* **Exercise inputs**:

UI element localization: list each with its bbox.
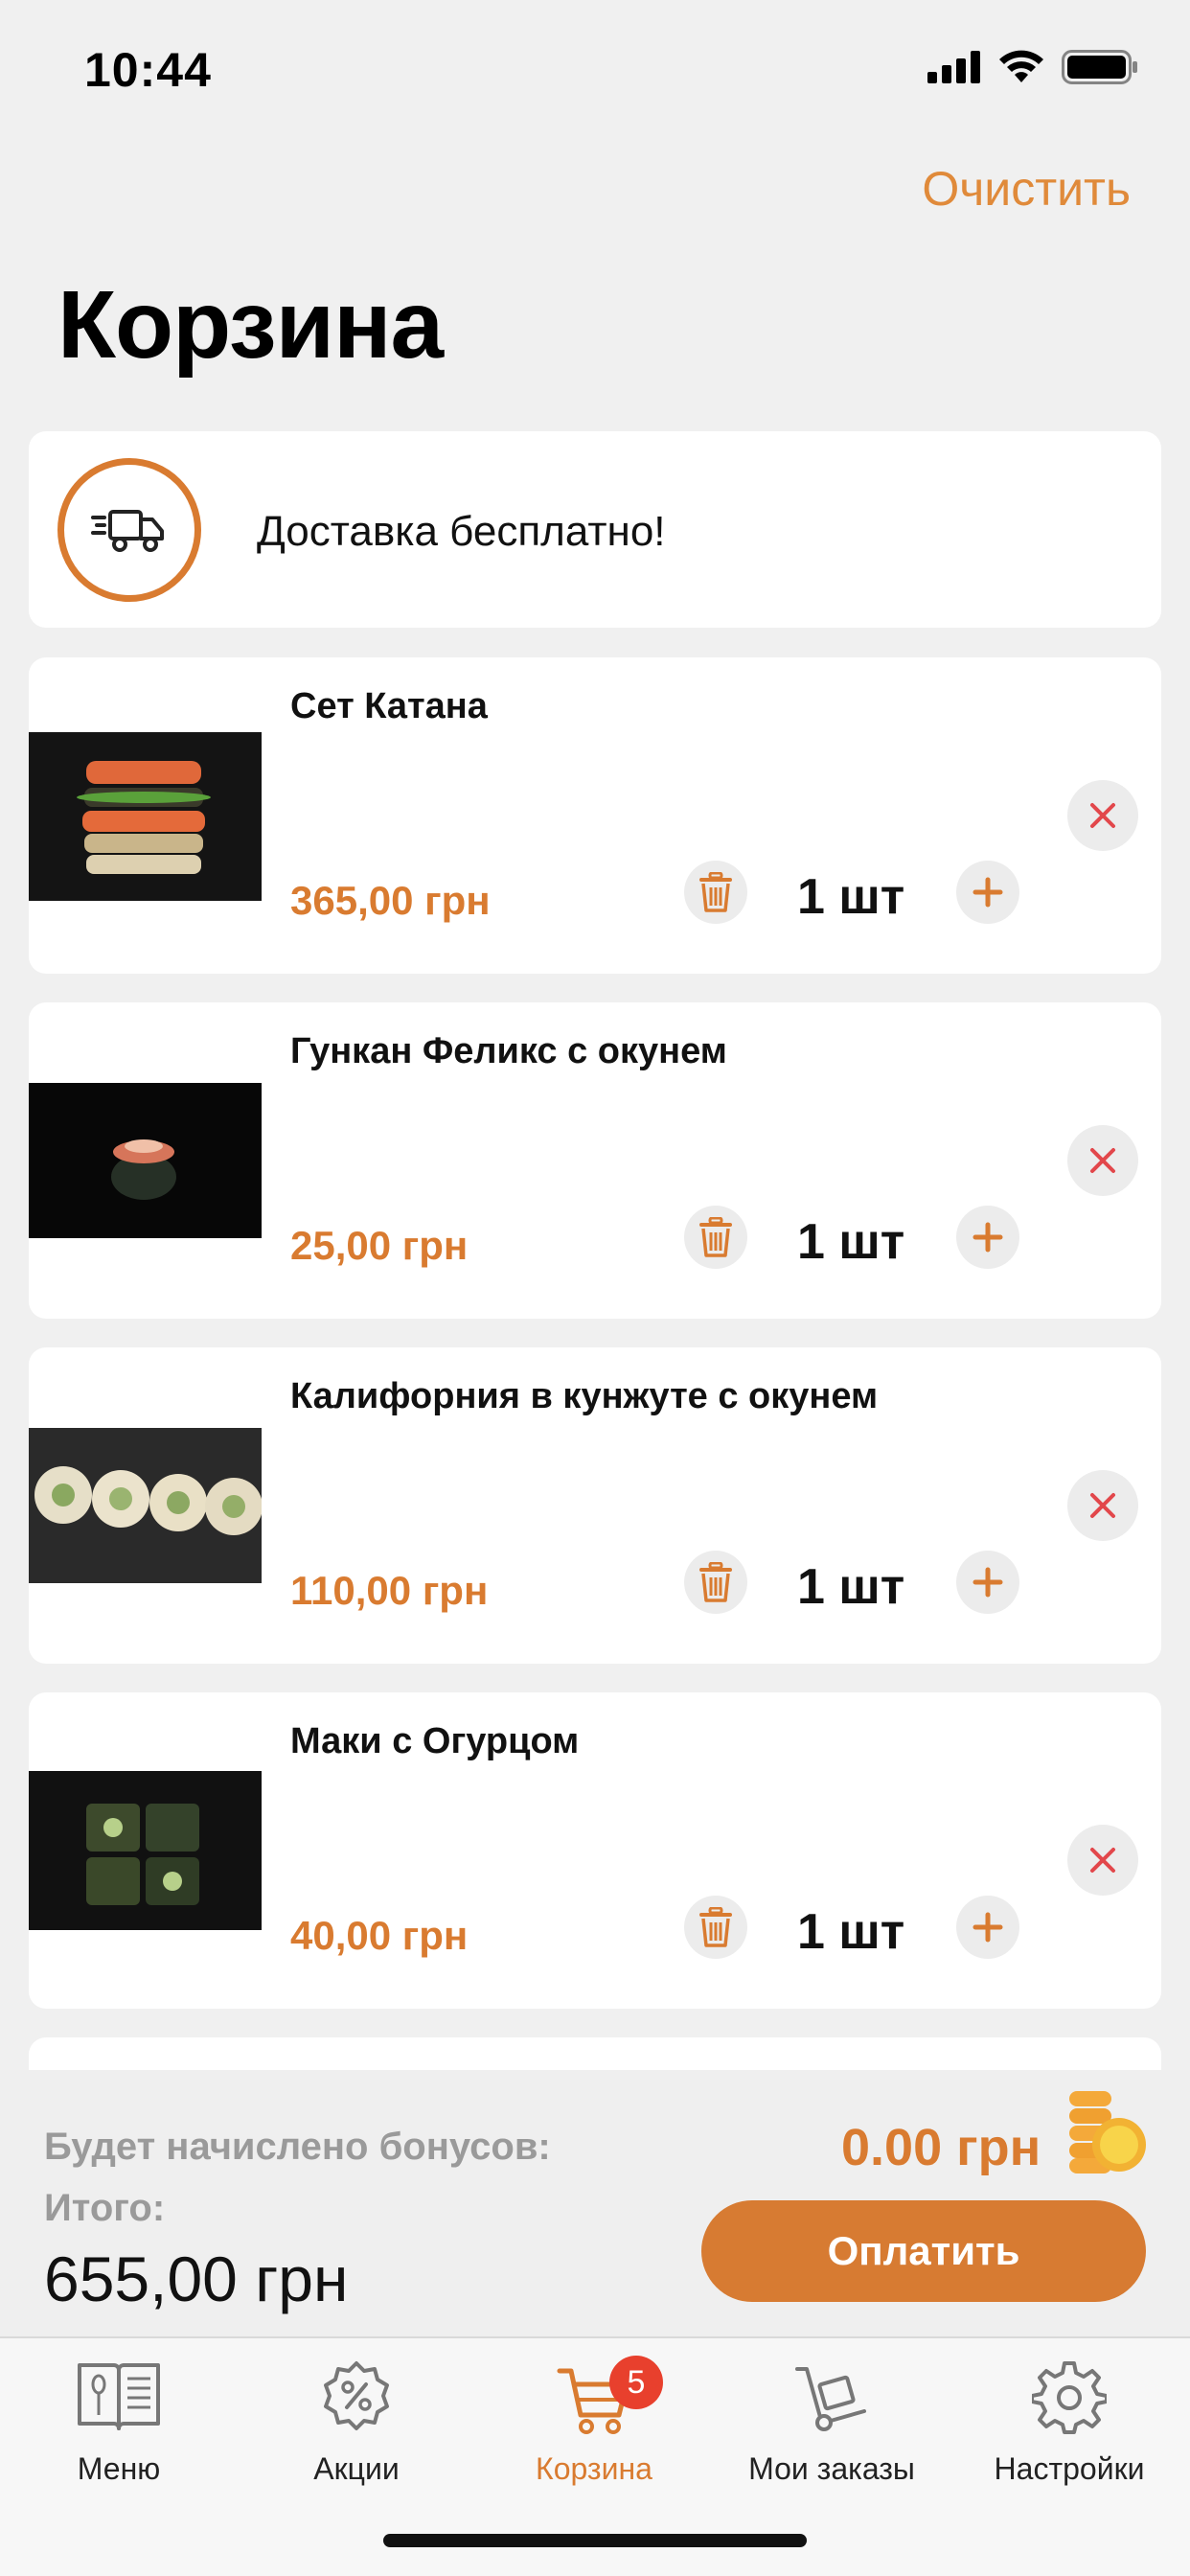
wifi-icon	[999, 50, 1043, 82]
trash-icon	[699, 1562, 732, 1602]
clear-cart-button[interactable]: Очистить	[922, 161, 1131, 217]
dolly-icon	[795, 2367, 866, 2431]
order-summary: Будет начислено бонусов: 0.00 грн Итого:…	[0, 2070, 1190, 2336]
close-icon	[1090, 1148, 1115, 1173]
item-name: Сет Катана	[290, 686, 488, 726]
item-quantity: 1 шт	[797, 869, 905, 925]
bonus-label: Будет начислено бонусов:	[44, 2126, 551, 2168]
decrease-button[interactable]	[684, 1896, 747, 1959]
discount-icon	[324, 2361, 389, 2430]
status-icons	[927, 50, 1138, 84]
product-image	[29, 732, 262, 901]
close-icon	[1090, 1848, 1115, 1873]
item-quantity: 1 шт	[797, 1214, 905, 1270]
increase-button[interactable]	[956, 861, 1019, 924]
cart-count-badge: 5	[609, 2356, 663, 2409]
tab-label: Настройки	[994, 2451, 1145, 2486]
tab-label: Меню	[77, 2451, 161, 2486]
plus-icon	[973, 1222, 1003, 1253]
item-price: 365,00 грн	[290, 878, 491, 923]
item-name: Маки с Огурцом	[290, 1721, 580, 1761]
cart-item: Калифорния в кунжуте с окунем 110,00 грн…	[29, 1347, 1161, 1664]
trash-icon	[699, 872, 732, 912]
tab-label: Акции	[313, 2451, 400, 2486]
close-icon	[1090, 1493, 1115, 1518]
page-title: Корзина	[57, 271, 444, 379]
tab-label: Мои заказы	[748, 2451, 915, 2486]
increase-button[interactable]	[956, 1206, 1019, 1269]
menu-book-icon	[78, 2363, 160, 2430]
tab-settings[interactable]: Настройки	[950, 2338, 1188, 2501]
item-name: Гункан Феликс с окунем	[290, 1031, 727, 1071]
pay-button[interactable]: Оплатить	[701, 2200, 1146, 2302]
item-price: 25,00 грн	[290, 1223, 469, 1268]
tab-cart[interactable]: 5 Корзина	[475, 2338, 713, 2501]
tab-menu[interactable]: Меню	[0, 2338, 238, 2501]
trash-icon	[699, 1217, 732, 1257]
tab-promotions[interactable]: Акции	[238, 2338, 475, 2501]
truck-badge	[57, 458, 201, 602]
status-bar: 10:44	[0, 0, 1190, 134]
close-icon	[1090, 803, 1115, 828]
remove-item-button[interactable]	[1067, 1125, 1138, 1196]
plus-icon	[973, 1567, 1003, 1598]
decrease-button[interactable]	[684, 861, 747, 924]
item-quantity: 1 шт	[797, 1904, 905, 1960]
battery-icon	[1062, 50, 1137, 84]
tab-label: Корзина	[536, 2451, 652, 2486]
item-quantity: 1 шт	[797, 1559, 905, 1615]
cart-item: Сет Катана 365,00 грн 1 шт	[29, 657, 1161, 974]
remove-item-button[interactable]	[1067, 1825, 1138, 1896]
gear-icon	[1032, 2361, 1107, 2434]
plus-icon	[973, 877, 1003, 908]
cart-item: Гункан Феликс с окунем 25,00 грн 1 шт	[29, 1002, 1161, 1319]
item-price: 110,00 грн	[290, 1568, 489, 1613]
truck-icon	[91, 510, 164, 552]
decrease-button[interactable]	[684, 1206, 747, 1269]
remove-item-button[interactable]	[1067, 1470, 1138, 1541]
delivery-banner: Доставка бесплатно!	[29, 431, 1161, 628]
cart-item: Маки с Огурцом 40,00 грн 1 шт	[29, 1692, 1161, 2009]
coins-icon	[1069, 2091, 1146, 2174]
trash-icon	[699, 1907, 732, 1947]
remove-item-button[interactable]	[1067, 780, 1138, 851]
home-indicator[interactable]	[383, 2534, 807, 2547]
tab-my-orders[interactable]: Мои заказы	[713, 2338, 950, 2501]
product-image	[29, 1083, 262, 1238]
cellular-signal-icon	[927, 51, 980, 83]
delivery-text: Доставка бесплатно!	[257, 508, 666, 555]
product-image	[29, 1428, 262, 1583]
item-price: 40,00 грн	[290, 1913, 469, 1958]
plus-icon	[973, 1912, 1003, 1943]
total-value: 655,00 грн	[44, 2243, 349, 2314]
status-time: 10:44	[84, 43, 212, 97]
total-label: Итого:	[44, 2187, 166, 2229]
increase-button[interactable]	[956, 1551, 1019, 1614]
decrease-button[interactable]	[684, 1551, 747, 1614]
increase-button[interactable]	[956, 1896, 1019, 1959]
bonus-value: 0.00 грн	[841, 2119, 1041, 2176]
item-name: Калифорния в кунжуте с окунем	[290, 1376, 879, 1416]
product-image	[29, 1771, 262, 1930]
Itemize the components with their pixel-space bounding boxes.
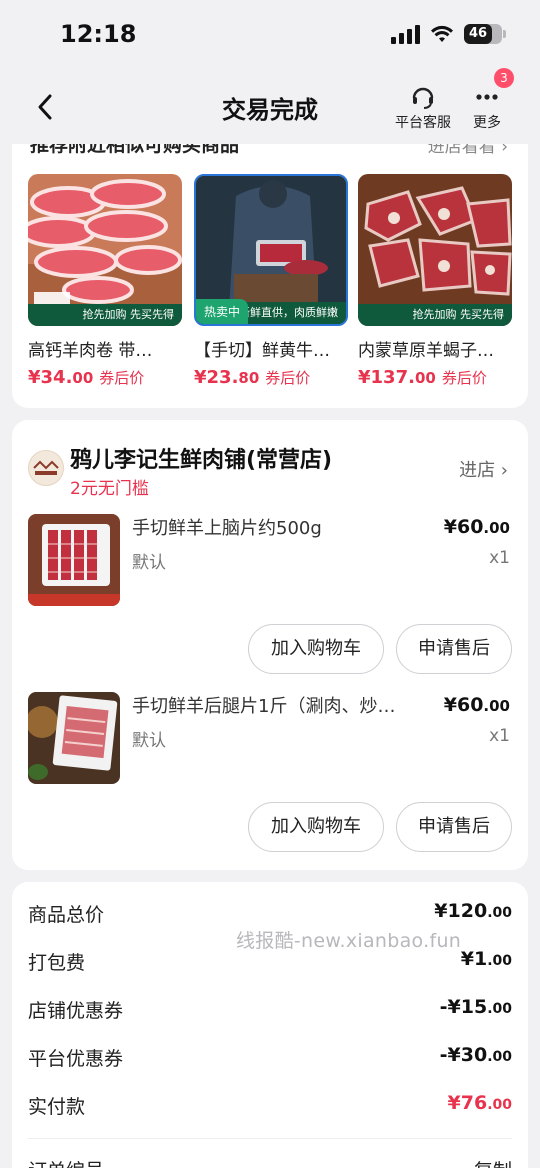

* **The exercise**: Write out all of the records above word for word, keeping every line as it appears, but leave out the pictures.

* **Full response**:
UI element localization: list each with its bbox.
wifi-icon	[999, 50, 1043, 82]
trash-icon	[699, 1562, 732, 1602]
clear-cart-button[interactable]: Очистить	[922, 161, 1131, 217]
dolly-icon	[795, 2367, 866, 2431]
order-summary: Будет начислено бонусов: 0.00 грн Итого:…	[0, 2070, 1190, 2336]
close-icon	[1090, 1148, 1115, 1173]
item-name: Сет Катана	[290, 686, 488, 726]
item-quantity: 1 шт	[797, 869, 905, 925]
bonus-label: Будет начислено бонусов:	[44, 2126, 551, 2168]
decrease-button[interactable]	[684, 1896, 747, 1959]
discount-icon	[324, 2361, 389, 2430]
status-icons	[927, 50, 1138, 84]
product-image	[29, 732, 262, 901]
close-icon	[1090, 1848, 1115, 1873]
item-quantity: 1 шт	[797, 1214, 905, 1270]
increase-button[interactable]	[956, 861, 1019, 924]
cart-count-badge: 5	[609, 2356, 663, 2409]
tab-label: Настройки	[994, 2451, 1145, 2486]
tab-label: Меню	[77, 2451, 161, 2486]
plus-icon	[973, 1222, 1003, 1253]
item-price: 365,00 грн	[290, 878, 491, 923]
item-name: Маки с Огурцом	[290, 1721, 580, 1761]
cart-item: Калифорния в кунжуте с окунем 110,00 грн…	[29, 1347, 1161, 1664]
trash-icon	[699, 872, 732, 912]
tab-label: Акции	[313, 2451, 400, 2486]
close-icon	[1090, 1493, 1115, 1518]
page-title: Корзина	[57, 271, 444, 379]
tab-label: Мои заказы	[748, 2451, 915, 2486]
increase-button[interactable]	[956, 1206, 1019, 1269]
menu-book-icon	[78, 2363, 160, 2430]
tab-settings[interactable]: Настройки	[950, 2338, 1188, 2501]
item-name: Гункан Феликс с окунем	[290, 1031, 727, 1071]
pay-button[interactable]: Оплатить	[701, 2200, 1146, 2302]
item-price: 25,00 грн	[290, 1223, 469, 1268]
tab-cart[interactable]: 5 Корзина	[475, 2338, 713, 2501]
tab-menu[interactable]: Меню	[0, 2338, 238, 2501]
trash-icon	[699, 1217, 732, 1257]
tab-promotions[interactable]: Акции	[238, 2338, 475, 2501]
truck-badge	[57, 458, 201, 602]
status-bar: 10:44	[0, 0, 1190, 134]
close-icon	[1090, 803, 1115, 828]
remove-item-button[interactable]	[1067, 1125, 1138, 1196]
plus-icon	[973, 1567, 1003, 1598]
decrease-button[interactable]	[684, 861, 747, 924]
item-quantity: 1 шт	[797, 1904, 905, 1960]
battery-icon	[1062, 50, 1137, 84]
tab-label: Корзина	[536, 2451, 652, 2486]
item-quantity: 1 шт	[797, 1559, 905, 1615]
cart-item: Сет Катана 365,00 грн 1 шт	[29, 657, 1161, 974]
remove-item-button[interactable]	[1067, 1825, 1138, 1896]
gear-icon	[1032, 2361, 1107, 2434]
plus-icon	[973, 877, 1003, 908]
cart-item: Гункан Феликс с окунем 25,00 грн 1 шт	[29, 1002, 1161, 1319]
item-price: 110,00 грн	[290, 1568, 489, 1613]
truck-icon	[91, 510, 164, 552]
decrease-button[interactable]	[684, 1206, 747, 1269]
remove-item-button[interactable]	[1067, 1470, 1138, 1541]
delivery-banner: Доставка бесплатно!	[29, 431, 1161, 628]
cart-item: Маки с Огурцом 40,00 грн 1 шт	[29, 1692, 1161, 2009]
coins-icon	[1069, 2091, 1146, 2174]
trash-icon	[699, 1907, 732, 1947]
remove-item-button[interactable]	[1067, 780, 1138, 851]
home-indicator[interactable]	[383, 2534, 807, 2547]
tab-my-orders[interactable]: Мои заказы	[713, 2338, 950, 2501]
product-image	[29, 1083, 262, 1238]
cellular-signal-icon	[927, 51, 980, 83]
delivery-text: Доставка бесплатно!	[257, 508, 666, 555]
product-image	[29, 1428, 262, 1583]
item-price: 40,00 грн	[290, 1913, 469, 1958]
plus-icon	[973, 1912, 1003, 1943]
total-value: 655,00 грн	[44, 2243, 349, 2314]
status-time: 10:44	[84, 43, 212, 97]
total-label: Итого:	[44, 2187, 166, 2229]
increase-button[interactable]	[956, 1551, 1019, 1614]
decrease-button[interactable]	[684, 1551, 747, 1614]
increase-button[interactable]	[956, 1896, 1019, 1959]
bonus-value: 0.00 грн	[841, 2119, 1041, 2176]
item-name: Калифорния в кунжуте с окунем	[290, 1376, 879, 1416]
product-image	[29, 1771, 262, 1930]
Itemize the components with their pixel-space bounding boxes.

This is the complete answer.